Textauszug:
+===+
Massendeportation per Bahn

Verkehr 1943:

Die Deutsche Reichsbahn, Arbeitgeber für rund 1,6 Millionen Deutsche und über 400 000 Polen und Russen in den besetzten osteuropäischen Gebieten, ist mit ihren zahlreichen Unter- und Nebenorganisationen zuständig für den Personen- und Güterverkehr im Gesamten vom Deutschen Reich beherrschten Teil Europas. Damit untersteht ihr auch die Massendeportation von Juden in die Konzentrations- und Vernichtungslager; diese läuft organisatorisch im Wesentlichen über die Reichsbahnzentrale und über die Generalbetriebsleitung Ost, beide mit Sitz in Berlin. Die Transporte, im Allgemeinen als Güterzüge abgefertigt, werden in der Planung als Personen-Sonderzüge behandelt. Der zuständige Beamte in der Dienststelle 211 des Reichsverkehrsministeriums, Amtsrat Otto Stange, ist der Hauptansprechpartner für das Reichssicherheitshauptamt der Schutzstaffel, das für die Deportationen verantwortlich ist. Ein geregelter Dienstweg soll die nahtlose Integration der Judentransporte in den Gesamtfahrplan sicherstellen; sog. Umlaufpläne für die Beschaffung des rollenden Materials und die Erstellung der Transportpläne führen die vereinbarten Sonderzüge nach Gattung, Zugnummer sowie Ausgangs- und Bestimmungsbahnhof auf. Die Deportationszüge werden dabei wie Sonderzüge mit Erntehelfern, volksdeutschen Aussiedlern oder Kriegsgefangenen behandelt; zur Unterscheidung erhalten sie die Chiffren »Da« für Züge aus dem Reichsgebiet und »Pj« für polnische Juden. Die Transportkosten muss in den meisten Fällen offiziell das Reichssicherheitshauptamt tragen, doch werden sie letztlich den Deportationsopfern aufgezwungen, die im Reichsgebiet umfangreiche Zahlungen auf ein »Sonderkonto W« leisten müssen. Grundlage der Berechnung ist der Personenbeförderungstarif der dritten Klasse; Kinder unter zehn Jahren zahlen die Hälfte, Kinder unter vier fahren umsonst. Für Transporte über 400 Personen hat die Reichsbahn einen um die Hälfte reduzierten Sondertarif eingeräumt – eine Zahl, die fast immer überschritten wird. Nicht selten werden die Passagiere erst am Zielbahnhof gezählt; Tote werden nicht mitgerechnet.
+===+
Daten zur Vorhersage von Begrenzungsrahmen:
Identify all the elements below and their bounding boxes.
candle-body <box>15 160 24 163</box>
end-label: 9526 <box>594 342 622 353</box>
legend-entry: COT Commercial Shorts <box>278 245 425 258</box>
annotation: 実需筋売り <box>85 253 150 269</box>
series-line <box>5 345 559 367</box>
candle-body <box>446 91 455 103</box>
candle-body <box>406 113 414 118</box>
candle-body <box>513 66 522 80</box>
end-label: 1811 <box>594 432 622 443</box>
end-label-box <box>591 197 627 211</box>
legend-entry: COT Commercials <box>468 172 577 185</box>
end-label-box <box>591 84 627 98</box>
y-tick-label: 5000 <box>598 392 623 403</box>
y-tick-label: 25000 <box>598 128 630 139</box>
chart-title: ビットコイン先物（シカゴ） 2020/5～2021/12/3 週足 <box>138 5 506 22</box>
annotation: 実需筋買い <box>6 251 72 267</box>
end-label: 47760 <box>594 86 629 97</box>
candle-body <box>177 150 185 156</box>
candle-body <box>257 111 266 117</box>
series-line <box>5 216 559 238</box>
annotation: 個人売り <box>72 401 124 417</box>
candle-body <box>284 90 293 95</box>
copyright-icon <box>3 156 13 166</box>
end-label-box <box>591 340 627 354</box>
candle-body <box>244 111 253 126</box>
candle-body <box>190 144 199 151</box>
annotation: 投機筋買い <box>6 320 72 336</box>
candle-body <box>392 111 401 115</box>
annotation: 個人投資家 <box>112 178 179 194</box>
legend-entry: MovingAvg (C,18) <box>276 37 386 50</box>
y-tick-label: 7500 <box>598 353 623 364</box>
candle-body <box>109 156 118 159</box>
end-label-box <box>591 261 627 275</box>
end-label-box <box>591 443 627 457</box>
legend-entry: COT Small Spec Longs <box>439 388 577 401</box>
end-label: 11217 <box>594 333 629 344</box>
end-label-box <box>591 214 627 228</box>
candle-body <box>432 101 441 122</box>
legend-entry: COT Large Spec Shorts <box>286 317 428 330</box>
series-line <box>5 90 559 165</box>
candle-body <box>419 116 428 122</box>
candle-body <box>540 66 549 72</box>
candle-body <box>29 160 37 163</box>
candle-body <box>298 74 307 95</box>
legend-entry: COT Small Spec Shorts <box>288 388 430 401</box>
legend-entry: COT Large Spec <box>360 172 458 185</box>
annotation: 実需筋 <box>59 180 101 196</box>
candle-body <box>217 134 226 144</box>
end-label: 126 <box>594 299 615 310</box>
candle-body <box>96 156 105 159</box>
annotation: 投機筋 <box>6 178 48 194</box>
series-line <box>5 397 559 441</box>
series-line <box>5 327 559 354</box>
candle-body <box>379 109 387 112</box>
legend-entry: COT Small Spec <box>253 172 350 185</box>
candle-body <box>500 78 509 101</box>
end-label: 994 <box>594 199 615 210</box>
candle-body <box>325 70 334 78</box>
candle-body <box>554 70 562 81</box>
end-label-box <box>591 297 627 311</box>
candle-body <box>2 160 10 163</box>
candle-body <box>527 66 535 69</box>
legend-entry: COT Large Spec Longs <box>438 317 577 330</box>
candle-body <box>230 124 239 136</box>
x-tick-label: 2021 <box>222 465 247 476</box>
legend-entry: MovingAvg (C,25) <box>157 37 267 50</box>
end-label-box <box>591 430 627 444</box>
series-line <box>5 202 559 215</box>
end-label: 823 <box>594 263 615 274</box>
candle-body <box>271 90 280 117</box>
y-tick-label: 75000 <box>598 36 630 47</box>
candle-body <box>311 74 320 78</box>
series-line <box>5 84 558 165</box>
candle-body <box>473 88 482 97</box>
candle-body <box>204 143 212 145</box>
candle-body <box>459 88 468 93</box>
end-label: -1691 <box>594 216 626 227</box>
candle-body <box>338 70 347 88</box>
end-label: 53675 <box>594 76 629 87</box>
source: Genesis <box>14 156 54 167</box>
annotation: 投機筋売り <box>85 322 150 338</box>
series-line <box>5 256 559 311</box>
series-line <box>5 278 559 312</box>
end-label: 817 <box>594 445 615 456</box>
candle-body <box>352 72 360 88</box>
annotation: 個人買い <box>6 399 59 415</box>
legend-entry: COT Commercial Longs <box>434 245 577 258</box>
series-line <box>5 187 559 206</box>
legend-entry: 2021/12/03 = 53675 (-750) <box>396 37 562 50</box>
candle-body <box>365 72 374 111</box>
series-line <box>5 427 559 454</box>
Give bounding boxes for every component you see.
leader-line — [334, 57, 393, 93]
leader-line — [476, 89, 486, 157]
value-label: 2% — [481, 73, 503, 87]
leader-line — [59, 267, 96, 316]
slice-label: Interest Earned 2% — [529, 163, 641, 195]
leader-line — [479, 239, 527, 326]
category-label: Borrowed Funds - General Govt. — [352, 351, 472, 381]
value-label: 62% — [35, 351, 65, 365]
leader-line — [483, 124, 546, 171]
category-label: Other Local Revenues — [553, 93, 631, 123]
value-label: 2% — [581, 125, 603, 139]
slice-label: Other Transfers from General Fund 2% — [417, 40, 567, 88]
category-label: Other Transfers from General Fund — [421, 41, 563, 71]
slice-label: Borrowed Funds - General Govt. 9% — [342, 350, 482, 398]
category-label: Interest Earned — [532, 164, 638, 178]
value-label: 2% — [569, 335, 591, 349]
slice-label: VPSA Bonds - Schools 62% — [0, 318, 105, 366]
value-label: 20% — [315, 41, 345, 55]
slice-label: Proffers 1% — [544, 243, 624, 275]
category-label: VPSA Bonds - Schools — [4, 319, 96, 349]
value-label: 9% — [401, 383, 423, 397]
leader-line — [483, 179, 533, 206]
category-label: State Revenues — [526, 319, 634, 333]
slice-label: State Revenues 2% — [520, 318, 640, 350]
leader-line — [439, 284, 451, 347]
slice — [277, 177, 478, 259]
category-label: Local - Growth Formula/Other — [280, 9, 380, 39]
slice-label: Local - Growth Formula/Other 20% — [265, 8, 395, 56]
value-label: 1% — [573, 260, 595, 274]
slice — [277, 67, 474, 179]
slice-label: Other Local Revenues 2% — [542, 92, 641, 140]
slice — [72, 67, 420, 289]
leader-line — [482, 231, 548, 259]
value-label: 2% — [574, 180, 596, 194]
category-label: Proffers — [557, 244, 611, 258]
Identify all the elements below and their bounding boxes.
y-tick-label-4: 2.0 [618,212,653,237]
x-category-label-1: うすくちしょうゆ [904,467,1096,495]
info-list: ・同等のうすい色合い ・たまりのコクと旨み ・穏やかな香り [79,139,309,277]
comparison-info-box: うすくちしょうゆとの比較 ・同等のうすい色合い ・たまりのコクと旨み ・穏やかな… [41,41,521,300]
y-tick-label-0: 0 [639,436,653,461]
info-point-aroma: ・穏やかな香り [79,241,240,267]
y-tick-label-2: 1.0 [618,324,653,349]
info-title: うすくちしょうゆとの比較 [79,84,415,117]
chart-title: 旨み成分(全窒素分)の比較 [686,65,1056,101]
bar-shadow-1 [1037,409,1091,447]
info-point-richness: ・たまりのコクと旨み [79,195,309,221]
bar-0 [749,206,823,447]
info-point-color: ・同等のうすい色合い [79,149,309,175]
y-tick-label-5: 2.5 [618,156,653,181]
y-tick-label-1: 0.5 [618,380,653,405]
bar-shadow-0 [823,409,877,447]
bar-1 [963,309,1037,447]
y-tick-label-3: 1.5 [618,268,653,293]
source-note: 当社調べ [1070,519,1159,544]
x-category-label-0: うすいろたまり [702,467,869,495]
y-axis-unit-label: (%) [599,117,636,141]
+===+
Welche Chiffre erhalten laut dem Textauszug die Deportationszüge für polnische Juden?

Sie erhalten die Chiffre »Pj«.